_EXERCISE DETAILS_: Write out every entry exactly as given, but omit the pictures.

_RECORDS FOR PROCESSING_:

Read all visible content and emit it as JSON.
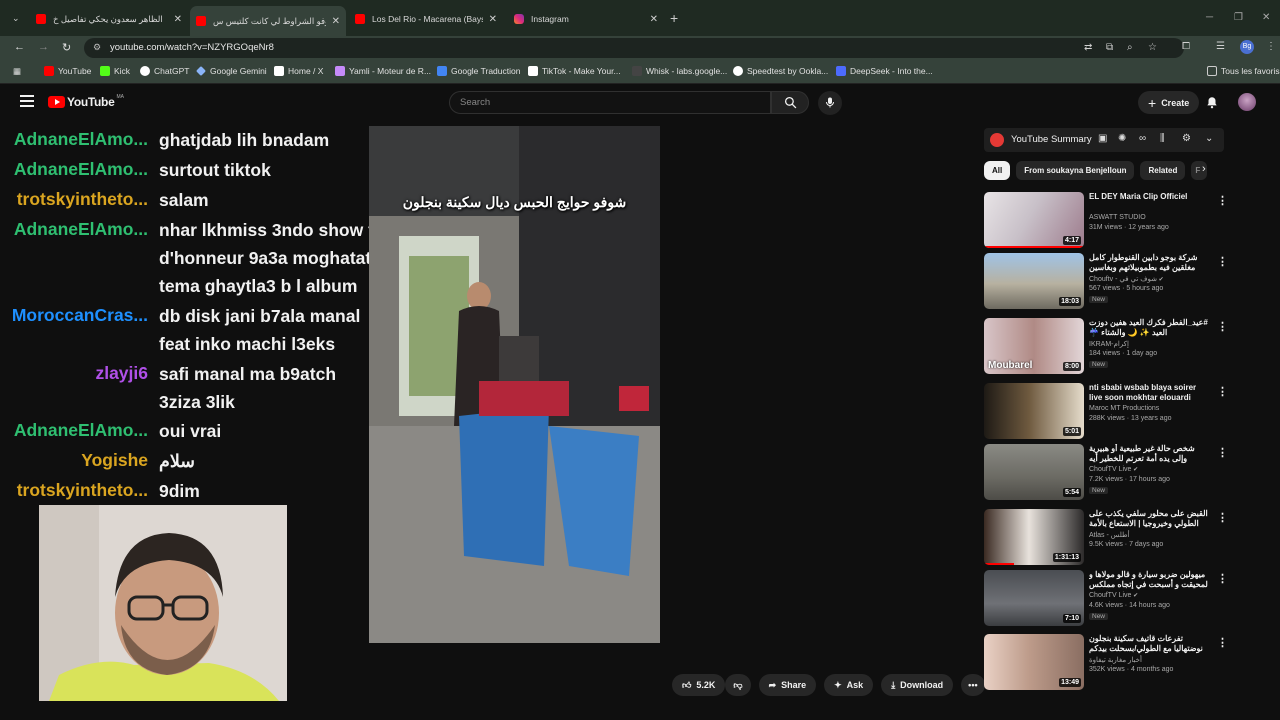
{
  "browser": {
    "tabs": [
      {
        "title": "الظاهر سعدون يحكي تفاصيل خ",
        "icon": "youtube-favicon"
      },
      {
        "title": "شوفو الشراوط لي كانت كلتيس س",
        "icon": "youtube-favicon"
      },
      {
        "title": "Los Del Rio - Macarena (Baysid",
        "icon": "youtube-favicon"
      },
      {
        "title": "Instagram",
        "icon": "instagram-favicon"
      }
    ],
    "url": "youtube.com/watch?v=NZYRGOqeNr8",
    "profile_initials": "Bg",
    "bookmarks": [
      {
        "label": "YouTube",
        "color": "#ff0000"
      },
      {
        "label": "Kick",
        "color": "#53fc18"
      },
      {
        "label": "ChatGPT",
        "color": "#ffffff"
      },
      {
        "label": "Google Gemini",
        "color": "#8ab4f8"
      },
      {
        "label": "Home / X",
        "color": "#ffffff"
      },
      {
        "label": "Yamli - Moteur de R...",
        "color": "#c58af9"
      },
      {
        "label": "Google Traduction",
        "color": "#4285f4"
      },
      {
        "label": "TikTok - Make Your...",
        "color": "#ffffff"
      },
      {
        "label": "Whisk - labs.google...",
        "color": "#444444"
      },
      {
        "label": "Speedtest by Ookla...",
        "color": "#ffffff"
      },
      {
        "label": "DeepSeek - Into the...",
        "color": "#4d6bfe"
      }
    ],
    "all_bookmarks_label": "Tous les favoris"
  },
  "youtube": {
    "logo_text": "YouTube",
    "logo_country": "MA",
    "search_placeholder": "Search",
    "create_label": "Create"
  },
  "chat": [
    {
      "user": "AdnaneElAmo...",
      "color": "#2fbf71",
      "text": "ghatjdab lih bnadam"
    },
    {
      "user": "AdnaneElAmo...",
      "color": "#2fbf71",
      "text": "surtout tiktok"
    },
    {
      "user": "trotskyintheto...",
      "color": "#daa520",
      "text": "salam"
    },
    {
      "user": "AdnaneElAmo...",
      "color": "#2fbf71",
      "text": "nhar lkhmiss 3ndo show f d'honneur 9a3a moghatat tema ghaytla3 b l album"
    },
    {
      "user": "MoroccanCras...",
      "color": "#1e90ff",
      "text": "db disk jani b7ala manal feat inko machi l3eks"
    },
    {
      "user": "zlayji6",
      "color": "#b050e8",
      "text": "safi manal ma b9atch 3ziza 3lik"
    },
    {
      "user": "AdnaneElAmo...",
      "color": "#2fbf71",
      "text": "oui vrai"
    },
    {
      "user": "Yogishe",
      "color": "#daa520",
      "text": "سلام"
    },
    {
      "user": "trotskyintheto...",
      "color": "#daa520",
      "text": "9dim"
    }
  ],
  "video": {
    "caption": "شوفو حوايج الحبس ديال سكينة بنجلون"
  },
  "actions": {
    "likes": "5.2K",
    "share": "Share",
    "ask": "Ask",
    "download": "Download"
  },
  "sidebar": {
    "summary_label": "YouTube Summary",
    "chips": [
      "All",
      "From soukayna Benjelloun",
      "Related",
      "F"
    ],
    "videos": [
      {
        "title": "EL DEY Maria Clip Officiel",
        "channel": "ASWATT STUDIO",
        "meta": "31M views · 12 years ago",
        "duration": "4:17",
        "new": "",
        "verified": false,
        "progress": 1.0
      },
      {
        "title": "شركة بوجو دابين القنوطوار كامل مغلقين فيه بطموبيلاتهم وبغاسين الطريق على",
        "channel": "Chouftv - شوف تي في",
        "meta": "567 views · 5 hours ago",
        "duration": "18:03",
        "new": "New",
        "verified": true,
        "progress": 0
      },
      {
        "title": "#عيد_الفطر فكرك العيد هفين دوزت العيد ✨ 🌙 والشتاء ☔ #عربية_الشلينة في",
        "channel": "IKRAM-إكرام",
        "meta": "184 views · 1 day ago",
        "duration": "8:00",
        "new": "New",
        "verified": false,
        "progress": 0
      },
      {
        "title": "nti sbabi wsbab blaya soirer live soon mokhtar elouardi band ...",
        "channel": "Maroc MT Productions",
        "meta": "288K views · 13 years ago",
        "duration": "5:01",
        "new": "",
        "verified": false,
        "progress": 0
      },
      {
        "title": "شخص حالة غير طبيعية أو هبيرية وإلى يده أمة تعرتم للخطير أيه محصومة ديال الحشيه",
        "channel": "ChoufTV Live",
        "meta": "7.2K views · 17 hours ago",
        "duration": "5:54",
        "new": "New",
        "verified": true,
        "progress": 0
      },
      {
        "title": "القبض على محلور سلفي يكذب على الطولي وخيروجيا | الاستعاع بالأمة السميرة",
        "channel": "Atlas - أطلس",
        "meta": "9.5K views · 7 days ago",
        "duration": "1:31:13",
        "new": "",
        "verified": false,
        "progress": 0.3
      },
      {
        "title": "ميهولين ضربو سيارة و قالو مولاها و لمحيقت و أسبحت في إتجاه مملكس و كافت",
        "channel": "ChoufTV Live",
        "meta": "4.6K views · 14 hours ago",
        "duration": "7:10",
        "new": "New",
        "verified": true,
        "progress": 0
      },
      {
        "title": "تفرعات قاتيف سكينة بنجلون نوضتهاليا مع الطولي/بسحلت بيدكم 😱 جولة نتهي",
        "channel": "أخبار مغاربة تيفاوة",
        "meta": "352K views · 4 months ago",
        "duration": "13:49",
        "new": "",
        "verified": false,
        "progress": 0
      }
    ]
  }
}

_ANSWER TO THE TASK_:
Read all visible content and emit it as JSON.
{
  "browser": {
    "tabs": [
      {
        "title": "الظاهر سعدون يحكي تفاصيل خ",
        "icon": "youtube-favicon"
      },
      {
        "title": "شوفو الشراوط لي كانت كلتيس س",
        "icon": "youtube-favicon"
      },
      {
        "title": "Los Del Rio - Macarena (Baysid",
        "icon": "youtube-favicon"
      },
      {
        "title": "Instagram",
        "icon": "instagram-favicon"
      }
    ],
    "url": "youtube.com/watch?v=NZYRGOqeNr8",
    "profile_initials": "Bg",
    "bookmarks": [
      {
        "label": "YouTube",
        "color": "#ff0000"
      },
      {
        "label": "Kick",
        "color": "#53fc18"
      },
      {
        "label": "ChatGPT",
        "color": "#ffffff"
      },
      {
        "label": "Google Gemini",
        "color": "#8ab4f8"
      },
      {
        "label": "Home / X",
        "color": "#ffffff"
      },
      {
        "label": "Yamli - Moteur de R...",
        "color": "#c58af9"
      },
      {
        "label": "Google Traduction",
        "color": "#4285f4"
      },
      {
        "label": "TikTok - Make Your...",
        "color": "#ffffff"
      },
      {
        "label": "Whisk - labs.google...",
        "color": "#444444"
      },
      {
        "label": "Speedtest by Ookla...",
        "color": "#ffffff"
      },
      {
        "label": "DeepSeek - Into the...",
        "color": "#4d6bfe"
      }
    ],
    "all_bookmarks_label": "Tous les favoris"
  },
  "youtube": {
    "logo_text": "YouTube",
    "logo_country": "MA",
    "search_placeholder": "Search",
    "create_label": "Create"
  },
  "chat": [
    {
      "user": "AdnaneElAmo...",
      "color": "#2fbf71",
      "text": "ghatjdab lih bnadam"
    },
    {
      "user": "AdnaneElAmo...",
      "color": "#2fbf71",
      "text": "surtout tiktok"
    },
    {
      "user": "trotskyintheto...",
      "color": "#daa520",
      "text": "salam"
    },
    {
      "user": "AdnaneElAmo...",
      "color": "#2fbf71",
      "text": "nhar lkhmiss 3ndo show f d'honneur 9a3a moghatat tema ghaytla3 b l album"
    },
    {
      "user": "MoroccanCras...",
      "color": "#1e90ff",
      "text": "db disk jani b7ala manal feat inko machi l3eks"
    },
    {
      "user": "zlayji6",
      "color": "#b050e8",
      "text": "safi manal ma b9atch 3ziza 3lik"
    },
    {
      "user": "AdnaneElAmo...",
      "color": "#2fbf71",
      "text": "oui vrai"
    },
    {
      "user": "Yogishe",
      "color": "#daa520",
      "text": "سلام"
    },
    {
      "user": "trotskyintheto...",
      "color": "#daa520",
      "text": "9dim"
    }
  ],
  "video": {
    "caption": "شوفو حوايج الحبس ديال سكينة بنجلون"
  },
  "actions": {
    "likes": "5.2K",
    "share": "Share",
    "ask": "Ask",
    "download": "Download"
  },
  "sidebar": {
    "summary_label": "YouTube Summary",
    "chips": [
      "All",
      "From soukayna Benjelloun",
      "Related",
      "F"
    ],
    "videos": [
      {
        "title": "EL DEY Maria Clip Officiel",
        "channel": "ASWATT STUDIO",
        "meta": "31M views · 12 years ago",
        "duration": "4:17",
        "new": "",
        "verified": false,
        "progress": 1.0
      },
      {
        "title": "شركة بوجو دابين القنوطوار كامل مغلقين فيه بطموبيلاتهم وبغاسين الطريق على",
        "channel": "Chouftv - شوف تي في",
        "meta": "567 views · 5 hours ago",
        "duration": "18:03",
        "new": "New",
        "verified": true,
        "progress": 0
      },
      {
        "title": "#عيد_الفطر فكرك العيد هفين دوزت العيد ✨ 🌙 والشتاء ☔ #عربية_الشلينة في",
        "channel": "IKRAM-إكرام",
        "meta": "184 views · 1 day ago",
        "duration": "8:00",
        "new": "New",
        "verified": false,
        "progress": 0
      },
      {
        "title": "nti sbabi wsbab blaya soirer live soon mokhtar elouardi band ...",
        "channel": "Maroc MT Productions",
        "meta": "288K views · 13 years ago",
        "duration": "5:01",
        "new": "",
        "verified": false,
        "progress": 0
      },
      {
        "title": "شخص حالة غير طبيعية أو هبيرية وإلى يده أمة تعرتم للخطير أيه محصومة ديال الحشيه",
        "channel": "ChoufTV Live",
        "meta": "7.2K views · 17 hours ago",
        "duration": "5:54",
        "new": "New",
        "verified": true,
        "progress": 0
      },
      {
        "title": "القبض على محلور سلفي يكذب على الطولي وخيروجيا | الاستعاع بالأمة السميرة",
        "channel": "Atlas - أطلس",
        "meta": "9.5K views · 7 days ago",
        "duration": "1:31:13",
        "new": "",
        "verified": false,
        "progress": 0.3
      },
      {
        "title": "ميهولين ضربو سيارة و قالو مولاها و لمحيقت و أسبحت في إتجاه مملكس و كافت",
        "channel": "ChoufTV Live",
        "meta": "4.6K views · 14 hours ago",
        "duration": "7:10",
        "new": "New",
        "verified": true,
        "progress": 0
      },
      {
        "title": "تفرعات قاتيف سكينة بنجلون نوضتهاليا مع الطولي/بسحلت بيدكم 😱 جولة نتهي",
        "channel": "أخبار مغاربة تيفاوة",
        "meta": "352K views · 4 months ago",
        "duration": "13:49",
        "new": "",
        "verified": false,
        "progress": 0
      }
    ]
  }
}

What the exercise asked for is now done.